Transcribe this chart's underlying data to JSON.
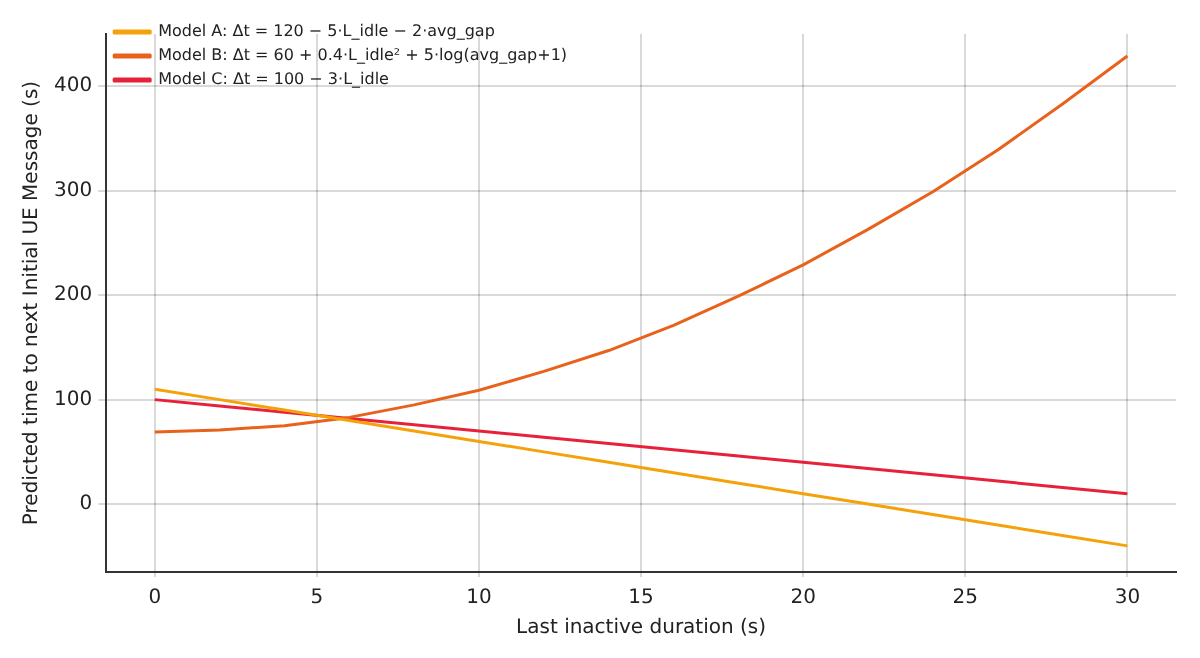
{
  "chart_data": {
    "type": "line",
    "xlabel": "Last inactive duration (s)",
    "ylabel": "Predicted time to next Initial UE Message (s)",
    "x": [
      0,
      2,
      4,
      6,
      8,
      10,
      12,
      14,
      16,
      18,
      20,
      22,
      24,
      26,
      28,
      30
    ],
    "series": [
      {
        "name": "Model A: Δt = 120 − 5·L_idle − 2·avg_gap",
        "color": "#f5a20a",
        "values": [
          110,
          100,
          90,
          80,
          70,
          60,
          50,
          40,
          30,
          20,
          10,
          0,
          -10,
          -20,
          -30,
          -40
        ]
      },
      {
        "name": "Model B: Δt = 60 + 0.4·L_idle² + 5·log(avg_gap+1)",
        "color": "#e8621c",
        "values": [
          69,
          71,
          75,
          83,
          95,
          109,
          127,
          147,
          171,
          199,
          229,
          263,
          299,
          339,
          383,
          429
        ]
      },
      {
        "name": "Model C: Δt = 100 − 3·L_idle",
        "color": "#e8213a",
        "values": [
          100,
          94,
          88,
          82,
          76,
          70,
          64,
          58,
          52,
          46,
          40,
          34,
          28,
          22,
          16,
          10
        ]
      }
    ],
    "xlim": [
      -1.5,
      31.5
    ],
    "xticks": [
      0,
      5,
      10,
      15,
      20,
      25,
      30
    ],
    "ylim": [
      -65,
      450
    ],
    "yticks": [
      0,
      100,
      200,
      300,
      400
    ],
    "grid": true,
    "legend": "top left",
    "marker": "none",
    "line_style": "solid"
  }
}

.....

Copy the records above exactly, leaving out every picture.

Transcribe this chart's underlying data to JSON.
{
  "chart_data": {
    "type": "line",
    "xlabel": "Last inactive duration (s)",
    "ylabel": "Predicted time to next Initial UE Message (s)",
    "x": [
      0,
      2,
      4,
      6,
      8,
      10,
      12,
      14,
      16,
      18,
      20,
      22,
      24,
      26,
      28,
      30
    ],
    "series": [
      {
        "name": "Model A: Δt = 120 − 5·L_idle − 2·avg_gap",
        "color": "#f5a20a",
        "values": [
          110,
          100,
          90,
          80,
          70,
          60,
          50,
          40,
          30,
          20,
          10,
          0,
          -10,
          -20,
          -30,
          -40
        ]
      },
      {
        "name": "Model B: Δt = 60 + 0.4·L_idle² + 5·log(avg_gap+1)",
        "color": "#e8621c",
        "values": [
          69,
          71,
          75,
          83,
          95,
          109,
          127,
          147,
          171,
          199,
          229,
          263,
          299,
          339,
          383,
          429
        ]
      },
      {
        "name": "Model C: Δt = 100 − 3·L_idle",
        "color": "#e8213a",
        "values": [
          100,
          94,
          88,
          82,
          76,
          70,
          64,
          58,
          52,
          46,
          40,
          34,
          28,
          22,
          16,
          10
        ]
      }
    ],
    "xlim": [
      -1.5,
      31.5
    ],
    "xticks": [
      0,
      5,
      10,
      15,
      20,
      25,
      30
    ],
    "ylim": [
      -65,
      450
    ],
    "yticks": [
      0,
      100,
      200,
      300,
      400
    ],
    "grid": true,
    "legend": "top left",
    "marker": "none",
    "line_style": "solid"
  }
}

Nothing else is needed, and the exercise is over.